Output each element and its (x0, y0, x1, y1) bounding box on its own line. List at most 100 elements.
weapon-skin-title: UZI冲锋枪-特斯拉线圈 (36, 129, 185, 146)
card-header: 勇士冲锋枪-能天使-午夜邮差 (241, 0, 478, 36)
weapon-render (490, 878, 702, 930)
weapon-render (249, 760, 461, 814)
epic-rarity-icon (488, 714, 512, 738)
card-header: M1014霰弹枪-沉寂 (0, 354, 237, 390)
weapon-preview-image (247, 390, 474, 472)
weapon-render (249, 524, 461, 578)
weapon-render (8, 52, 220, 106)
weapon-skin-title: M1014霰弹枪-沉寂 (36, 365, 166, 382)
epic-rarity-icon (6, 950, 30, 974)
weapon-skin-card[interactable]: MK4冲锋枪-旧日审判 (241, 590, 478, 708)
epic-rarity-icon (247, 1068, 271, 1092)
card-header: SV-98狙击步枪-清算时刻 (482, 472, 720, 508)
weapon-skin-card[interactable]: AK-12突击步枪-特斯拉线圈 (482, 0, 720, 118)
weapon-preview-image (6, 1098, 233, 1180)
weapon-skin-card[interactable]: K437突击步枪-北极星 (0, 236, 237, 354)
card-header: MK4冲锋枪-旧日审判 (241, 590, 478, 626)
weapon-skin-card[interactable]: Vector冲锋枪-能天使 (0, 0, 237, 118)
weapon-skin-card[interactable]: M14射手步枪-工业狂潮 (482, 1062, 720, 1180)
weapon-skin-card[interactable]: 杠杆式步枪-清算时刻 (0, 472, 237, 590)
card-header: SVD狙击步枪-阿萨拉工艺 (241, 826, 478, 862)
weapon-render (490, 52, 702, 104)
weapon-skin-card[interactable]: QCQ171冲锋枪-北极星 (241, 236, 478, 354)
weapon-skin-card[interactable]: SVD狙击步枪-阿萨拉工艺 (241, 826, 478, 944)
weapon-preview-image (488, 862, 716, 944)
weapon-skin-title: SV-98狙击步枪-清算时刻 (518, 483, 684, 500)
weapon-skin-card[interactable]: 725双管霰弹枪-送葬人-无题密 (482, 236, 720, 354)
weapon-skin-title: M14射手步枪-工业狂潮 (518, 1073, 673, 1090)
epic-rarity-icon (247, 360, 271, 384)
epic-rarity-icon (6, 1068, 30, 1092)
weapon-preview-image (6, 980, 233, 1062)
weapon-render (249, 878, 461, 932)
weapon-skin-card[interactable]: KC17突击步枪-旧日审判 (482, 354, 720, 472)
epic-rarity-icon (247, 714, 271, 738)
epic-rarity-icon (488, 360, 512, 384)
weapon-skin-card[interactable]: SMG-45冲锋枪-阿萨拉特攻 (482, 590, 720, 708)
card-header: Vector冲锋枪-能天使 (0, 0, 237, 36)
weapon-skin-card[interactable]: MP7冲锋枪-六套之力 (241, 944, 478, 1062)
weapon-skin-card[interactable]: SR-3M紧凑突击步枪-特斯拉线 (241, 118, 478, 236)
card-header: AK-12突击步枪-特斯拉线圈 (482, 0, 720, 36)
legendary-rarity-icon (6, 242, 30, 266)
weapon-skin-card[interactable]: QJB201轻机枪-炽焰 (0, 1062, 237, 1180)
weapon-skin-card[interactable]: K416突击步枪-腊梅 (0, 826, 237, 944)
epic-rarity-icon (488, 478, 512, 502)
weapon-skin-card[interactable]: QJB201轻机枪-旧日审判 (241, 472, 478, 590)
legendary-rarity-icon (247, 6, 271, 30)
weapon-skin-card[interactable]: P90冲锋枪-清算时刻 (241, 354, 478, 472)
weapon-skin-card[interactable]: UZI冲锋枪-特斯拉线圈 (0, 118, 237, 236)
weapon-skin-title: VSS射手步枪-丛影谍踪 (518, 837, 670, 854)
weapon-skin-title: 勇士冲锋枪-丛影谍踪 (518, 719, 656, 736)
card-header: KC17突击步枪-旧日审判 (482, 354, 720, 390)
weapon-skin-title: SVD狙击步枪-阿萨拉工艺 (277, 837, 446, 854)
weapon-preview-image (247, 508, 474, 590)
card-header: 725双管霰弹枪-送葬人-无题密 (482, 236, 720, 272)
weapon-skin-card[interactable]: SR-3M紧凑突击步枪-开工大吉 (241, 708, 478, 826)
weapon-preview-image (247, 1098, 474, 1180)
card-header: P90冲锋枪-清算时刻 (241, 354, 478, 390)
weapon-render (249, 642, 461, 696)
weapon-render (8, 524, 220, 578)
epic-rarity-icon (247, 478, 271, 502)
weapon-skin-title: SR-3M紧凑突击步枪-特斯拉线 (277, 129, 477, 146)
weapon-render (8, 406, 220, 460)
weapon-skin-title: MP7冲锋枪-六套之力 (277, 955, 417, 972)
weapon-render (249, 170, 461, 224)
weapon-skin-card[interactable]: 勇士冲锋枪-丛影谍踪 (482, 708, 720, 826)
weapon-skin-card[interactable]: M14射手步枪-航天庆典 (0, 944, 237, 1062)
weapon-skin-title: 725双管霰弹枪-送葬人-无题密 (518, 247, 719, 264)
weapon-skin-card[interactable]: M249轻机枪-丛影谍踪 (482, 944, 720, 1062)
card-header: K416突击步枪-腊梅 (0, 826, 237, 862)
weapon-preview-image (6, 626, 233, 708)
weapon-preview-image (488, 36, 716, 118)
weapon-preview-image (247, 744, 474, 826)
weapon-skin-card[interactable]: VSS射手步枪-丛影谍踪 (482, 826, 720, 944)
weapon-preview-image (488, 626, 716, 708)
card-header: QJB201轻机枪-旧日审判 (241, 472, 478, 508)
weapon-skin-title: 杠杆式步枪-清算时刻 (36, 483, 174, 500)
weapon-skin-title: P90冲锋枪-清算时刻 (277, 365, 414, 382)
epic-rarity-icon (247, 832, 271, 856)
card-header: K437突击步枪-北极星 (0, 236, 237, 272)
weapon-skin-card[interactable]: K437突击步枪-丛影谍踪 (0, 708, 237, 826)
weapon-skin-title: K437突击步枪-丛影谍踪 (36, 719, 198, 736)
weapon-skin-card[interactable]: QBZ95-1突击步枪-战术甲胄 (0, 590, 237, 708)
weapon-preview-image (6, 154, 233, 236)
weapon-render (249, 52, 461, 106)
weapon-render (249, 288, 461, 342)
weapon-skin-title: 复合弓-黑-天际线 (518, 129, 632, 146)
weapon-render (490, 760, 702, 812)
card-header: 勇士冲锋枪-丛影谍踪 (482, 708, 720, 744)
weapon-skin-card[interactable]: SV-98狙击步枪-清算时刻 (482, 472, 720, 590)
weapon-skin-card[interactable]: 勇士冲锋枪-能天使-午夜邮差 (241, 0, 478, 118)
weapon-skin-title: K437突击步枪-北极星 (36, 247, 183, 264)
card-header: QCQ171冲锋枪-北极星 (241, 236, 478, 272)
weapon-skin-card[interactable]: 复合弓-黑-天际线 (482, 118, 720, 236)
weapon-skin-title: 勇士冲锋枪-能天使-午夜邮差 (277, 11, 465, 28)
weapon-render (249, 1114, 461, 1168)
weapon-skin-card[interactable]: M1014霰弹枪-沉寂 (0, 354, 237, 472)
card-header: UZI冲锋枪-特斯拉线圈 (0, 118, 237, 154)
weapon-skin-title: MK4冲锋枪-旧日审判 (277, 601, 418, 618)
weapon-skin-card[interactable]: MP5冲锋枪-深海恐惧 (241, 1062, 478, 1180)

+ + + + +

▸ Problem: Output every line of the items above as a Markdown table with two columns, Row and Item line, numbering the rows in order and leaving out blank lines.

▸ Task output:
| Row | Item line |
|---|---|
| 1 | Output each element and its (x0, y0, x1, y1) bounding box on its own line. List at most 100 elements. |
| 2 | weapon-skin-title: UZI冲锋枪-特斯拉线圈 (36, 129, 185, 146) |
| 3 | card-header: 勇士冲锋枪-能天使-午夜邮差 (241, 0, 478, 36) |
| 4 | weapon-render (490, 878, 702, 930) |
| 5 | weapon-render (249, 760, 461, 814) |
| 6 | epic-rarity-icon (488, 714, 512, 738) |
| 7 | card-header: M1014霰弹枪-沉寂 (0, 354, 237, 390) |
| 8 | weapon-preview-image (247, 390, 474, 472) |
| 9 | weapon-render (249, 524, 461, 578) |
| 10 | weapon-render (8, 52, 220, 106) |
| 11 | weapon-skin-title: M1014霰弹枪-沉寂 (36, 365, 166, 382) |
| 12 | epic-rarity-icon (6, 950, 30, 974) |
| 13 | weapon-skin-card[interactable]: MK4冲锋枪-旧日审判 (241, 590, 478, 708) |
| 14 | epic-rarity-icon (247, 1068, 271, 1092) |
| 15 | card-header: SV-98狙击步枪-清算时刻 (482, 472, 720, 508) |
| 16 | weapon-skin-card[interactable]: AK-12突击步枪-特斯拉线圈 (482, 0, 720, 118) |
| 17 | weapon-preview-image (6, 1098, 233, 1180) |
| 18 | weapon-skin-card[interactable]: K437突击步枪-北极星 (0, 236, 237, 354) |
| 19 | card-header: MK4冲锋枪-旧日审判 (241, 590, 478, 626) |
| 20 | weapon-skin-card[interactable]: Vector冲锋枪-能天使 (0, 0, 237, 118) |
| 21 | weapon-skin-card[interactable]: M14射手步枪-工业狂潮 (482, 1062, 720, 1180) |
| 22 | weapon-skin-card[interactable]: 杠杆式步枪-清算时刻 (0, 472, 237, 590) |
| 23 | card-header: SVD狙击步枪-阿萨拉工艺 (241, 826, 478, 862) |
| 24 | weapon-render (490, 52, 702, 104) |
| 25 | weapon-skin-card[interactable]: QCQ171冲锋枪-北极星 (241, 236, 478, 354) |
| 26 | weapon-skin-card[interactable]: SVD狙击步枪-阿萨拉工艺 (241, 826, 478, 944) |
| 27 | weapon-preview-image (488, 862, 716, 944) |
| 28 | weapon-skin-title: SV-98狙击步枪-清算时刻 (518, 483, 684, 500) |
| 29 | weapon-skin-card[interactable]: 725双管霰弹枪-送葬人-无题密 (482, 236, 720, 354) |
| 30 | weapon-skin-title: M14射手步枪-工业狂潮 (518, 1073, 673, 1090) |
| 31 | epic-rarity-icon (247, 360, 271, 384) |
| 32 | epic-rarity-icon (6, 1068, 30, 1092) |
| 33 | weapon-preview-image (6, 980, 233, 1062) |
| 34 | weapon-render (249, 878, 461, 932) |
| 35 | weapon-skin-card[interactable]: KC17突击步枪-旧日审判 (482, 354, 720, 472) |
| 36 | epic-rarity-icon (247, 714, 271, 738) |
| 37 | epic-rarity-icon (488, 360, 512, 384) |
| 38 | weapon-skin-card[interactable]: SMG-45冲锋枪-阿萨拉特攻 (482, 590, 720, 708) |
| 39 | card-header: Vector冲锋枪-能天使 (0, 0, 237, 36) |
| 40 | weapon-skin-card[interactable]: MP7冲锋枪-六套之力 (241, 944, 478, 1062) |
| 41 | weapon-skin-card[interactable]: SR-3M紧凑突击步枪-特斯拉线 (241, 118, 478, 236) |
| 42 | card-header: AK-12突击步枪-特斯拉线圈 (482, 0, 720, 36) |
| 43 | legendary-rarity-icon (6, 242, 30, 266) |
| 44 | weapon-skin-card[interactable]: QJB201轻机枪-炽焰 (0, 1062, 237, 1180) |
| 45 | weapon-skin-card[interactable]: K416突击步枪-腊梅 (0, 826, 237, 944) |
| 46 | epic-rarity-icon (488, 478, 512, 502) |
| 47 | weapon-skin-card[interactable]: QJB201轻机枪-旧日审判 (241, 472, 478, 590) |
| 48 | legendary-rarity-icon (247, 6, 271, 30) |
| 49 | weapon-skin-card[interactable]: P90冲锋枪-清算时刻 (241, 354, 478, 472) |
| 50 | weapon-skin-card[interactable]: UZI冲锋枪-特斯拉线圈 (0, 118, 237, 236) |
| 51 | weapon-skin-title: VSS射手步枪-丛影谍踪 (518, 837, 670, 854) |
| 52 | weapon-skin-title: 勇士冲锋枪-丛影谍踪 (518, 719, 656, 736) |
| 53 | card-header: KC17突击步枪-旧日审判 (482, 354, 720, 390) |
| 54 | weapon-skin-title: SVD狙击步枪-阿萨拉工艺 (277, 837, 446, 854) |
| 55 | weapon-preview-image (247, 508, 474, 590) |
| 56 | card-header: 725双管霰弹枪-送葬人-无题密 (482, 236, 720, 272) |
| 57 | weapon-skin-card[interactable]: SR-3M紧凑突击步枪-开工大吉 (241, 708, 478, 826) |
| 58 | weapon-preview-image (247, 1098, 474, 1180) |
| 59 | card-header: P90冲锋枪-清算时刻 (241, 354, 478, 390) |
| 60 | weapon-render (249, 642, 461, 696) |
| 61 | weapon-render (8, 524, 220, 578) |
| 62 | epic-rarity-icon (247, 478, 271, 502) |
| 63 | weapon-skin-title: SR-3M紧凑突击步枪-特斯拉线 (277, 129, 477, 146) |
| 64 | weapon-render (8, 406, 220, 460) |
| 65 | weapon-skin-title: MP7冲锋枪-六套之力 (277, 955, 417, 972) |
| 66 | weapon-render (249, 170, 461, 224) |
| 67 | weapon-skin-card[interactable]: 勇士冲锋枪-丛影谍踪 (482, 708, 720, 826) |
| 68 | weapon-skin-card[interactable]: M14射手步枪-航天庆典 (0, 944, 237, 1062) |
| 69 | weapon-skin-title: 725双管霰弹枪-送葬人-无题密 (518, 247, 719, 264) |
| 70 | weapon-skin-card[interactable]: M249轻机枪-丛影谍踪 (482, 944, 720, 1062) |
| 71 | card-header: K416突击步枪-腊梅 (0, 826, 237, 862) |
| 72 | weapon-preview-image (6, 626, 233, 708) |
| 73 | weapon-preview-image (488, 36, 716, 118) |
| 74 | weapon-preview-image (247, 744, 474, 826) |
| 75 | weapon-skin-card[interactable]: VSS射手步枪-丛影谍踪 (482, 826, 720, 944) |
| 76 | weapon-preview-image (488, 626, 716, 708) |
| 77 | card-header: QJB201轻机枪-旧日审判 (241, 472, 478, 508) |
| 78 | weapon-skin-title: 杠杆式步枪-清算时刻 (36, 483, 174, 500) |
| 79 | weapon-skin-title: P90冲锋枪-清算时刻 (277, 365, 414, 382) |
| 80 | epic-rarity-icon (247, 832, 271, 856) |
| 81 | card-header: K437突击步枪-北极星 (0, 236, 237, 272) |
| 82 | weapon-skin-card[interactable]: K437突击步枪-丛影谍踪 (0, 708, 237, 826) |
| 83 | weapon-skin-title: K437突击步枪-丛影谍踪 (36, 719, 198, 736) |
| 84 | weapon-skin-card[interactable]: QBZ95-1突击步枪-战术甲胄 (0, 590, 237, 708) |
| 85 | weapon-preview-image (6, 154, 233, 236) |
| 86 | weapon-render (249, 52, 461, 106) |
| 87 | weapon-render (249, 288, 461, 342) |
| 88 | weapon-skin-title: 复合弓-黑-天际线 (518, 129, 632, 146) |
| 89 | weapon-render (490, 760, 702, 812) |
| 90 | card-header: 勇士冲锋枪-丛影谍踪 (482, 708, 720, 744) |
| 91 | weapon-skin-card[interactable]: SV-98狙击步枪-清算时刻 (482, 472, 720, 590) |
| 92 | weapon-skin-card[interactable]: 勇士冲锋枪-能天使-午夜邮差 (241, 0, 478, 118) |
| 93 | weapon-skin-title: K437突击步枪-北极星 (36, 247, 183, 264) |
| 94 | card-header: QCQ171冲锋枪-北极星 (241, 236, 478, 272) |
| 95 | weapon-skin-card[interactable]: 复合弓-黑-天际线 (482, 118, 720, 236) |
| 96 | weapon-skin-title: 勇士冲锋枪-能天使-午夜邮差 (277, 11, 465, 28) |
| 97 | weapon-render (249, 1114, 461, 1168) |
| 98 | weapon-skin-card[interactable]: M1014霰弹枪-沉寂 (0, 354, 237, 472) |
| 99 | card-header: UZI冲锋枪-特斯拉线圈 (0, 118, 237, 154) |
| 100 | weapon-skin-title: MK4冲锋枪-旧日审判 (277, 601, 418, 618) |
| 101 | weapon-skin-card[interactable]: MP5冲锋枪-深海恐惧 (241, 1062, 478, 1180) |